● **Given instruction**
Pictures stay out of the copy; set down each line of the listing below exactly.

● **Records for processing**
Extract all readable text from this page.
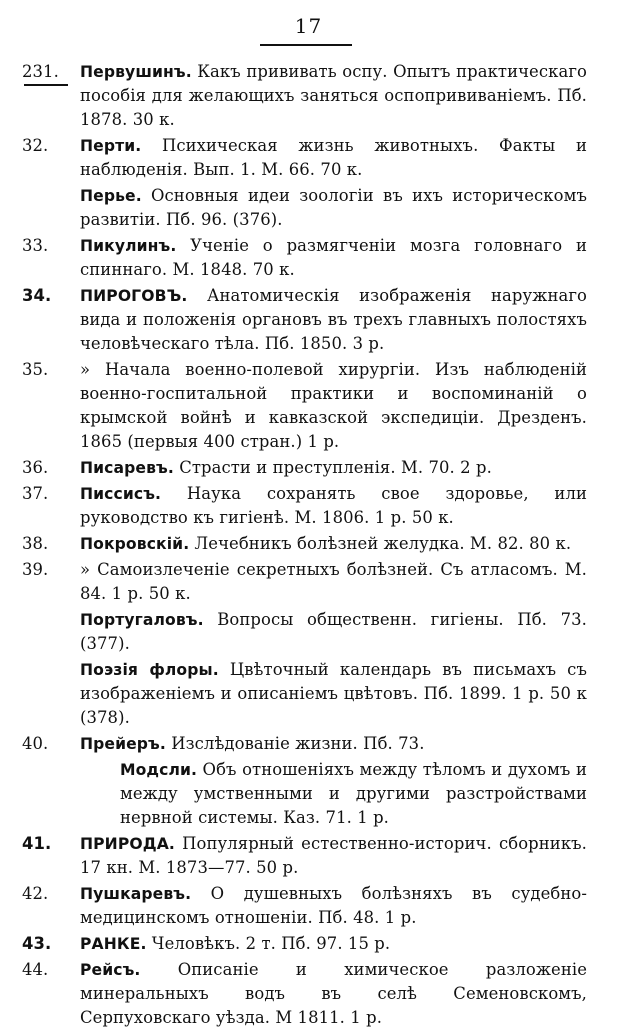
17
231.	Первушинъ. Какъ прививать оспу. Опытъ практическаго пособія для желающихъ заняться оспопрививаніемъ. Пб. 1878. 30 к.
32.	Перти. Психическая жизнь животныхъ. Факты и наблюденія. Вып. 1. М. 66. 70 к.
Перье. Основныя идеи зоологіи въ ихъ историческомъ развитіи. Пб. 96. (376).
33.	Пикулинъ. Ученіе о размягченіи мозга головнаго и спиннаго. М. 1848. 70 к.
34.	ПИРОГОВЪ. Анатомическія изображенія наружнаго вида и положенія органовъ въ трехъ главныхъ полостяхъ человѣческаго тѣла. Пб. 1850. 3 р.
35.	» Начала военно-полевой хирургіи. Изъ наблюденій военно-госпитальной практики и воспоминаній о крымской войнѣ и кавказской экспедиціи. Дрезденъ. 1865 (первыя 400 стран.) 1 р.
36.	Писаревъ. Страсти и преступленія. М. 70. 2 р.
37.	Писсисъ. Наука сохранять свое здоровье, или руководство къ гигіенѣ. М. 1806. 1 р. 50 к.
38.	Покровскій. Лечебникъ болѣзней желудка. М. 82. 80 к.
39.	» Самоизлеченіе секретныхъ болѣзней. Съ атласомъ. М. 84. 1 р. 50 к.
Португаловъ. Вопросы общественн. гигіены. Пб. 73. (377).
Поэзія флоры. Цвѣточный календарь въ письмахъ съ изображеніемъ и описаніемъ цвѣтовъ. Пб. 1899. 1 р. 50 к (378).
40.	Прейеръ. Изслѣдованіе жизни. Пб. 73.
Модсли. Объ отношеніяхъ между тѣломъ и духомъ и между умственными и другими разстройствами нервной системы. Каз. 71. 1 р.
41.	ПРИРОДА. Популярный естественно-историч. сборникъ. 17 кн. М. 1873—77. 50 р.
42.	Пушкаревъ. О душевныхъ болѣзняхъ въ судебно-медицинскомъ отношеніи. Пб. 48. 1 р.
43.	РАНКЕ. Человѣкъ. 2 т. Пб. 97. 15 р.
44.	Рейсъ. Описаніе и химическое разложеніе минеральныхъ водъ въ селѣ Семеновскомъ, Серпуховскаго уѣзда. М 1811. 1 р.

● **Answer**
Extract all readable text from this page.
17
231.	Первушинъ. Какъ прививать оспу. Опытъ практическаго пособія для желающихъ заняться оспопрививаніемъ. Пб. 1878. 30 к.
32.	Перти. Психическая жизнь животныхъ. Факты и наблюденія. Вып. 1. М. 66. 70 к.
Перье. Основныя идеи зоологіи въ ихъ историческомъ развитіи. Пб. 96. (376).
33.	Пикулинъ. Ученіе о размягченіи мозга головнаго и спиннаго. М. 1848. 70 к.
34.	ПИРОГОВЪ. Анатомическія изображенія наружнаго вида и положенія органовъ въ трехъ главныхъ полостяхъ человѣческаго тѣла. Пб. 1850. 3 р.
35.	» Начала военно-полевой хирургіи. Изъ наблюденій военно-госпитальной практики и воспоминаній о крымской войнѣ и кавказской экспедиціи. Дрезденъ. 1865 (первыя 400 стран.) 1 р.
36.	Писаревъ. Страсти и преступленія. М. 70. 2 р.
37.	Писсисъ. Наука сохранять свое здоровье, или руководство къ гигіенѣ. М. 1806. 1 р. 50 к.
38.	Покровскій. Лечебникъ болѣзней желудка. М. 82. 80 к.
39.	» Самоизлеченіе секретныхъ болѣзней. Съ атласомъ. М. 84. 1 р. 50 к.
Португаловъ. Вопросы общественн. гигіены. Пб. 73. (377).
Поэзія флоры. Цвѣточный календарь въ письмахъ съ изображеніемъ и описаніемъ цвѣтовъ. Пб. 1899. 1 р. 50 к (378).
40.	Прейеръ. Изслѣдованіе жизни. Пб. 73.
Модсли. Объ отношеніяхъ между тѣломъ и духомъ и между умственными и другими разстройствами нервной системы. Каз. 71. 1 р.
41.	ПРИРОДА. Популярный естественно-историч. сборникъ. 17 кн. М. 1873—77. 50 р.
42.	Пушкаревъ. О душевныхъ болѣзняхъ въ судебно-медицинскомъ отношеніи. Пб. 48. 1 р.
43.	РАНКЕ. Человѣкъ. 2 т. Пб. 97. 15 р.
44.	Рейсъ. Описаніе и химическое разложеніе минеральныхъ водъ въ селѣ Семеновскомъ, Серпуховскаго уѣзда. М 1811. 1 р.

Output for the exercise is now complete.